PROBLEM REQUIREMENTS ::
Reproduce all of the data below without alteration; exclude every picture.

--- begin MATERIAL SUPPLIED ---

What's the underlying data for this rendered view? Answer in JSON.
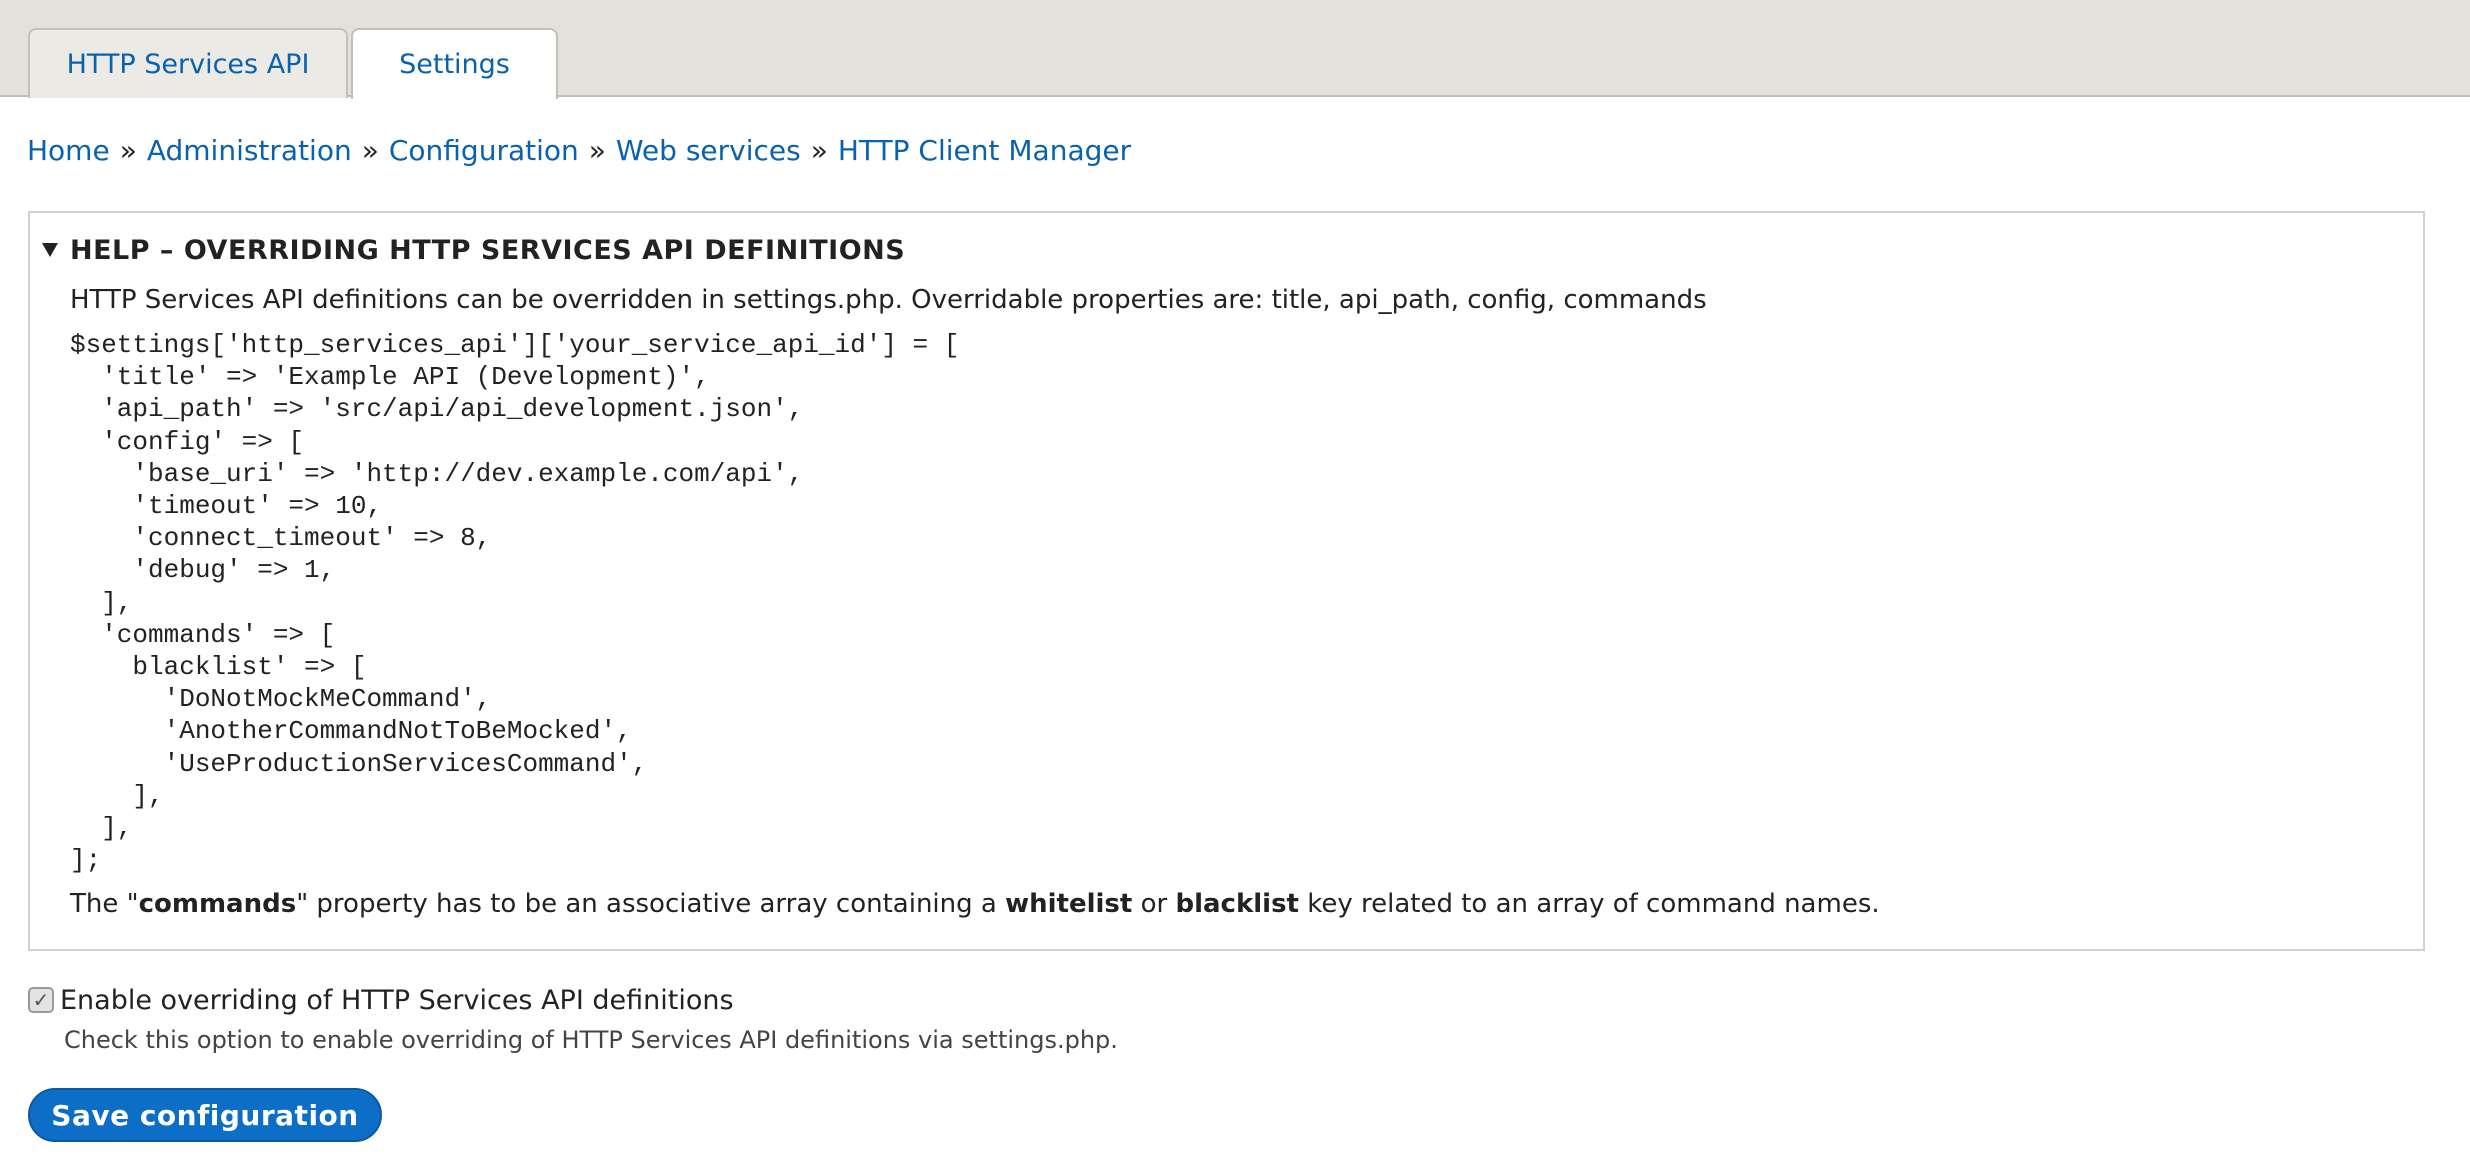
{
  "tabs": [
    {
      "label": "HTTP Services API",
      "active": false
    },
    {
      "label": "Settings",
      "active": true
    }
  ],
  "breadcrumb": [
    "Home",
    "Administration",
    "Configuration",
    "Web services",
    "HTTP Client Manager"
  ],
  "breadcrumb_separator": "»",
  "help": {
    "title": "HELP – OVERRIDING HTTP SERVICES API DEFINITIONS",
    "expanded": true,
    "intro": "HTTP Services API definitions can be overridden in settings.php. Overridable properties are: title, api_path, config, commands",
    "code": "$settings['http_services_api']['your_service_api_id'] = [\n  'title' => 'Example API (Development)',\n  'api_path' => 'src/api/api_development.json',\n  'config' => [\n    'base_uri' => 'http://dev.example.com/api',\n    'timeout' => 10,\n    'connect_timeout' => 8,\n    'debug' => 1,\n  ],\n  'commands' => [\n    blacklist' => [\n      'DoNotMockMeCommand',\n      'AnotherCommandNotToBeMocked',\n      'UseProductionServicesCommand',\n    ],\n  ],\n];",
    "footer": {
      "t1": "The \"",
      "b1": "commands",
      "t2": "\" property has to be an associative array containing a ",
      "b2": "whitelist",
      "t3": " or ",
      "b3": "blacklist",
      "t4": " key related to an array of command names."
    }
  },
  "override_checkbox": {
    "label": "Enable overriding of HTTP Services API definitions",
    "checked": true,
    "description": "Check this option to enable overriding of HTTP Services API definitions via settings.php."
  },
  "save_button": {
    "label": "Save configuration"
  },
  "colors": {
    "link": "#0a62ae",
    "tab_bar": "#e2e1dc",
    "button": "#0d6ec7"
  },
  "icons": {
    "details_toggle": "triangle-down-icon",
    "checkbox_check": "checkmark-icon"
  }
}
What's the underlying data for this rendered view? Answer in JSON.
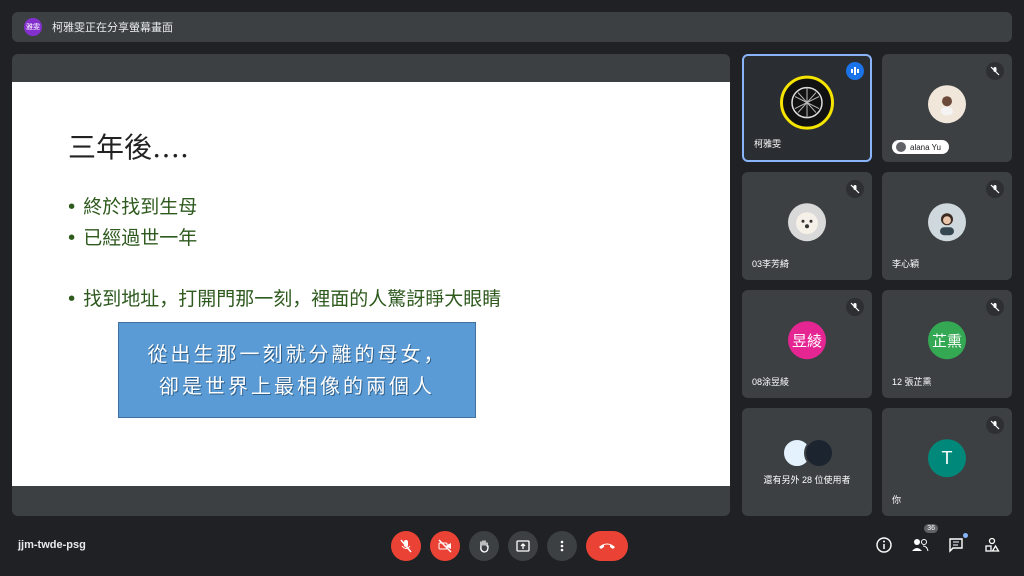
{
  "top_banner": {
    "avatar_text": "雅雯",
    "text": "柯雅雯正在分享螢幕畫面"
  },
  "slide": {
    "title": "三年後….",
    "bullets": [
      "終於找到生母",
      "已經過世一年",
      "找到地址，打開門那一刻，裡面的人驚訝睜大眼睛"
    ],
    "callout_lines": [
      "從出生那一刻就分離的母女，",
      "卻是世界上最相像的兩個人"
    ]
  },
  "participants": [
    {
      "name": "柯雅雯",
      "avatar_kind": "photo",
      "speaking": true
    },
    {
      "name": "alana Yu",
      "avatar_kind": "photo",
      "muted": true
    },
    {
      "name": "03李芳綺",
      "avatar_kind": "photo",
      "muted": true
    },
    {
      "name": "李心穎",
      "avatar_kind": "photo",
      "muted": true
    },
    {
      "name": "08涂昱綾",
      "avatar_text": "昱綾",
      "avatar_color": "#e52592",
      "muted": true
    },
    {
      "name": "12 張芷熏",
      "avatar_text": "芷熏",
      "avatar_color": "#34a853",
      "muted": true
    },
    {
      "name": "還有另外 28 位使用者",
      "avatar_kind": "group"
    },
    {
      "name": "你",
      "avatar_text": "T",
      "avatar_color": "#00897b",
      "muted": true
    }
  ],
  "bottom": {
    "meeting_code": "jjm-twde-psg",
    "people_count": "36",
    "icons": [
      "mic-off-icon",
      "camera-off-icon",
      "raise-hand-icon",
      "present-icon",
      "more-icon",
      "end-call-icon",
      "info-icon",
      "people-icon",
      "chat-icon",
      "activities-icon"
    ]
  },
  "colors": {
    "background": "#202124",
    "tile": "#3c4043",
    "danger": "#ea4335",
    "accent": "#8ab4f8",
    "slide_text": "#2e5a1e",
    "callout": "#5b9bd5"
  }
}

--- end MATERIAL SUPPLIED ---

ANSWER TO THIS PROBLEM ::
What's the underlying data for this rendered view? Answer in JSON.
{
  "tabs": [
    {
      "label": "HTTP Services API",
      "active": false
    },
    {
      "label": "Settings",
      "active": true
    }
  ],
  "breadcrumb": [
    "Home",
    "Administration",
    "Configuration",
    "Web services",
    "HTTP Client Manager"
  ],
  "breadcrumb_separator": "»",
  "help": {
    "title": "HELP – OVERRIDING HTTP SERVICES API DEFINITIONS",
    "expanded": true,
    "intro": "HTTP Services API definitions can be overridden in settings.php. Overridable properties are: title, api_path, config, commands",
    "code": "$settings['http_services_api']['your_service_api_id'] = [\n  'title' => 'Example API (Development)',\n  'api_path' => 'src/api/api_development.json',\n  'config' => [\n    'base_uri' => 'http://dev.example.com/api',\n    'timeout' => 10,\n    'connect_timeout' => 8,\n    'debug' => 1,\n  ],\n  'commands' => [\n    blacklist' => [\n      'DoNotMockMeCommand',\n      'AnotherCommandNotToBeMocked',\n      'UseProductionServicesCommand',\n    ],\n  ],\n];",
    "footer": {
      "t1": "The \"",
      "b1": "commands",
      "t2": "\" property has to be an associative array containing a ",
      "b2": "whitelist",
      "t3": " or ",
      "b3": "blacklist",
      "t4": " key related to an array of command names."
    }
  },
  "override_checkbox": {
    "label": "Enable overriding of HTTP Services API definitions",
    "checked": true,
    "description": "Check this option to enable overriding of HTTP Services API definitions via settings.php."
  },
  "save_button": {
    "label": "Save configuration"
  },
  "colors": {
    "link": "#0a62ae",
    "tab_bar": "#e2e1dc",
    "button": "#0d6ec7"
  },
  "icons": {
    "details_toggle": "triangle-down-icon",
    "checkbox_check": "checkmark-icon"
  }
}
What's the underlying data for this rendered view? Answer in JSON.
{
  "top_banner": {
    "avatar_text": "雅雯",
    "text": "柯雅雯正在分享螢幕畫面"
  },
  "slide": {
    "title": "三年後….",
    "bullets": [
      "終於找到生母",
      "已經過世一年",
      "找到地址，打開門那一刻，裡面的人驚訝睜大眼睛"
    ],
    "callout_lines": [
      "從出生那一刻就分離的母女，",
      "卻是世界上最相像的兩個人"
    ]
  },
  "participants": [
    {
      "name": "柯雅雯",
      "avatar_kind": "photo",
      "speaking": true
    },
    {
      "name": "alana Yu",
      "avatar_kind": "photo",
      "muted": true
    },
    {
      "name": "03李芳綺",
      "avatar_kind": "photo",
      "muted": true
    },
    {
      "name": "李心穎",
      "avatar_kind": "photo",
      "muted": true
    },
    {
      "name": "08涂昱綾",
      "avatar_text": "昱綾",
      "avatar_color": "#e52592",
      "muted": true
    },
    {
      "name": "12 張芷熏",
      "avatar_text": "芷熏",
      "avatar_color": "#34a853",
      "muted": true
    },
    {
      "name": "還有另外 28 位使用者",
      "avatar_kind": "group"
    },
    {
      "name": "你",
      "avatar_text": "T",
      "avatar_color": "#00897b",
      "muted": true
    }
  ],
  "bottom": {
    "meeting_code": "jjm-twde-psg",
    "people_count": "36",
    "icons": [
      "mic-off-icon",
      "camera-off-icon",
      "raise-hand-icon",
      "present-icon",
      "more-icon",
      "end-call-icon",
      "info-icon",
      "people-icon",
      "chat-icon",
      "activities-icon"
    ]
  },
  "colors": {
    "background": "#202124",
    "tile": "#3c4043",
    "danger": "#ea4335",
    "accent": "#8ab4f8",
    "slide_text": "#2e5a1e",
    "callout": "#5b9bd5"
  }
}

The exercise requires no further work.